=== EXERCISE DATA ===

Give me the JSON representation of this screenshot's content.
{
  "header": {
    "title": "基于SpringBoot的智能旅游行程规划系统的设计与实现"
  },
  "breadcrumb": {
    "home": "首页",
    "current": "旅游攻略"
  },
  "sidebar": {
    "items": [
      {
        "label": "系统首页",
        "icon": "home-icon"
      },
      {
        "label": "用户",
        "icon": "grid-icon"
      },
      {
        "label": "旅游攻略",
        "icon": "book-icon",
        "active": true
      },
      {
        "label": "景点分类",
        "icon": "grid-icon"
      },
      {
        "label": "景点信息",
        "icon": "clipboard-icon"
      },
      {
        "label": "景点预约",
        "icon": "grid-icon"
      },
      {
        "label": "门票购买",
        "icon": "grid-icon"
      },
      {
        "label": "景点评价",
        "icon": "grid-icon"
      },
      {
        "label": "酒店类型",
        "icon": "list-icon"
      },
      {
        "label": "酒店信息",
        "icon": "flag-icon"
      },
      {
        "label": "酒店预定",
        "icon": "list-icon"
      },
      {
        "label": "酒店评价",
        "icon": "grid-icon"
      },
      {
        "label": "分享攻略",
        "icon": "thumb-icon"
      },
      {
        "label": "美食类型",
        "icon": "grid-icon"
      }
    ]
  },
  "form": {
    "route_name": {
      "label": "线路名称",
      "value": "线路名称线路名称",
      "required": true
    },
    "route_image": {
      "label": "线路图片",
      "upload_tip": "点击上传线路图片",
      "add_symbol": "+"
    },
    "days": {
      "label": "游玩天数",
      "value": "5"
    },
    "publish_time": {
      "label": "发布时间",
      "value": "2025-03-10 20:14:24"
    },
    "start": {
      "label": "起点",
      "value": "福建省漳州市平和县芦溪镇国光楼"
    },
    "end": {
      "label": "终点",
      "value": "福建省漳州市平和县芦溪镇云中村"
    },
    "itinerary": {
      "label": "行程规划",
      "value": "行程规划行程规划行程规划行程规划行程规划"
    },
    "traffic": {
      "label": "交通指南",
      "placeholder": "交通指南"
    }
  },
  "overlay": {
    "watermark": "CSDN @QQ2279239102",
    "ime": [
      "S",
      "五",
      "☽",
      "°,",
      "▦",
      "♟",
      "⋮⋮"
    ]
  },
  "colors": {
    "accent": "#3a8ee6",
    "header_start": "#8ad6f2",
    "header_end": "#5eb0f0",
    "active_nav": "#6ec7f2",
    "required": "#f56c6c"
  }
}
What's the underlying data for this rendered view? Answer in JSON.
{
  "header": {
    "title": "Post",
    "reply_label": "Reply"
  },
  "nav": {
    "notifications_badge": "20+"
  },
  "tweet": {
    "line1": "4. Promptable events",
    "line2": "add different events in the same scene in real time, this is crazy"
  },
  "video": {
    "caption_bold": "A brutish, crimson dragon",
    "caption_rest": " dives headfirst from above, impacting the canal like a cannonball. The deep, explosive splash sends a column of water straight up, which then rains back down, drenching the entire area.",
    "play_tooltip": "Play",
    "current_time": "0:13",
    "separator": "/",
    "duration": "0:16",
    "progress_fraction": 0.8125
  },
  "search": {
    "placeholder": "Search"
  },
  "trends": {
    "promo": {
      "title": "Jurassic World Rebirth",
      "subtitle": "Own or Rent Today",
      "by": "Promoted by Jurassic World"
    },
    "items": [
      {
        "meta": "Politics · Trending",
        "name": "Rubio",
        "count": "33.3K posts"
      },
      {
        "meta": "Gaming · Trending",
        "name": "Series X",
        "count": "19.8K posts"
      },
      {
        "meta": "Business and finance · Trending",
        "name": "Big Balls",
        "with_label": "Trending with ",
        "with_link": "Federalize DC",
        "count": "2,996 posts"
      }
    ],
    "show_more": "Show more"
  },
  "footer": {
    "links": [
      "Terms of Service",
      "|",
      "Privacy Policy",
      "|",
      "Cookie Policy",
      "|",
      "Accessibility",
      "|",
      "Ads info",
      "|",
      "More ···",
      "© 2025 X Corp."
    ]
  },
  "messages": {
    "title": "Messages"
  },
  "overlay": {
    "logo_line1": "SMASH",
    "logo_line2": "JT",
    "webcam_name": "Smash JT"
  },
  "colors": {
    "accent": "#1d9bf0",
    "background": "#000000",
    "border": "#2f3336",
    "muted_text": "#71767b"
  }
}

===

Your task is to reproduce all of the records exactly.

# EXPECTED ANSWER
Give me the JSON representation of this screenshot's content.
{
  "header": {
    "title": "基于SpringBoot的智能旅游行程规划系统的设计与实现"
  },
  "breadcrumb": {
    "home": "首页",
    "current": "旅游攻略"
  },
  "sidebar": {
    "items": [
      {
        "label": "系统首页",
        "icon": "home-icon"
      },
      {
        "label": "用户",
        "icon": "grid-icon"
      },
      {
        "label": "旅游攻略",
        "icon": "book-icon",
        "active": true
      },
      {
        "label": "景点分类",
        "icon": "grid-icon"
      },
      {
        "label": "景点信息",
        "icon": "clipboard-icon"
      },
      {
        "label": "景点预约",
        "icon": "grid-icon"
      },
      {
        "label": "门票购买",
        "icon": "grid-icon"
      },
      {
        "label": "景点评价",
        "icon": "grid-icon"
      },
      {
        "label": "酒店类型",
        "icon": "list-icon"
      },
      {
        "label": "酒店信息",
        "icon": "flag-icon"
      },
      {
        "label": "酒店预定",
        "icon": "list-icon"
      },
      {
        "label": "酒店评价",
        "icon": "grid-icon"
      },
      {
        "label": "分享攻略",
        "icon": "thumb-icon"
      },
      {
        "label": "美食类型",
        "icon": "grid-icon"
      }
    ]
  },
  "form": {
    "route_name": {
      "label": "线路名称",
      "value": "线路名称线路名称",
      "required": true
    },
    "route_image": {
      "label": "线路图片",
      "upload_tip": "点击上传线路图片",
      "add_symbol": "+"
    },
    "days": {
      "label": "游玩天数",
      "value": "5"
    },
    "publish_time": {
      "label": "发布时间",
      "value": "2025-03-10 20:14:24"
    },
    "start": {
      "label": "起点",
      "value": "福建省漳州市平和县芦溪镇国光楼"
    },
    "end": {
      "label": "终点",
      "value": "福建省漳州市平和县芦溪镇云中村"
    },
    "itinerary": {
      "label": "行程规划",
      "value": "行程规划行程规划行程规划行程规划行程规划"
    },
    "traffic": {
      "label": "交通指南",
      "placeholder": "交通指南"
    }
  },
  "overlay": {
    "watermark": "CSDN @QQ2279239102",
    "ime": [
      "S",
      "五",
      "☽",
      "°,",
      "▦",
      "♟",
      "⋮⋮"
    ]
  },
  "colors": {
    "accent": "#3a8ee6",
    "header_start": "#8ad6f2",
    "header_end": "#5eb0f0",
    "active_nav": "#6ec7f2",
    "required": "#f56c6c"
  }
}
What's the underlying data for this rendered view? Answer in JSON.
{
  "header": {
    "title": "Post",
    "reply_label": "Reply"
  },
  "nav": {
    "notifications_badge": "20+"
  },
  "tweet": {
    "line1": "4. Promptable events",
    "line2": "add different events in the same scene in real time, this is crazy"
  },
  "video": {
    "caption_bold": "A brutish, crimson dragon",
    "caption_rest": " dives headfirst from above, impacting the canal like a cannonball. The deep, explosive splash sends a column of water straight up, which then rains back down, drenching the entire area.",
    "play_tooltip": "Play",
    "current_time": "0:13",
    "separator": "/",
    "duration": "0:16",
    "progress_fraction": 0.8125
  },
  "search": {
    "placeholder": "Search"
  },
  "trends": {
    "promo": {
      "title": "Jurassic World Rebirth",
      "subtitle": "Own or Rent Today",
      "by": "Promoted by Jurassic World"
    },
    "items": [
      {
        "meta": "Politics · Trending",
        "name": "Rubio",
        "count": "33.3K posts"
      },
      {
        "meta": "Gaming · Trending",
        "name": "Series X",
        "count": "19.8K posts"
      },
      {
        "meta": "Business and finance · Trending",
        "name": "Big Balls",
        "with_label": "Trending with ",
        "with_link": "Federalize DC",
        "count": "2,996 posts"
      }
    ],
    "show_more": "Show more"
  },
  "footer": {
    "links": [
      "Terms of Service",
      "|",
      "Privacy Policy",
      "|",
      "Cookie Policy",
      "|",
      "Accessibility",
      "|",
      "Ads info",
      "|",
      "More ···",
      "© 2025 X Corp."
    ]
  },
  "messages": {
    "title": "Messages"
  },
  "overlay": {
    "logo_line1": "SMASH",
    "logo_line2": "JT",
    "webcam_name": "Smash JT"
  },
  "colors": {
    "accent": "#1d9bf0",
    "background": "#000000",
    "border": "#2f3336",
    "muted_text": "#71767b"
  }
}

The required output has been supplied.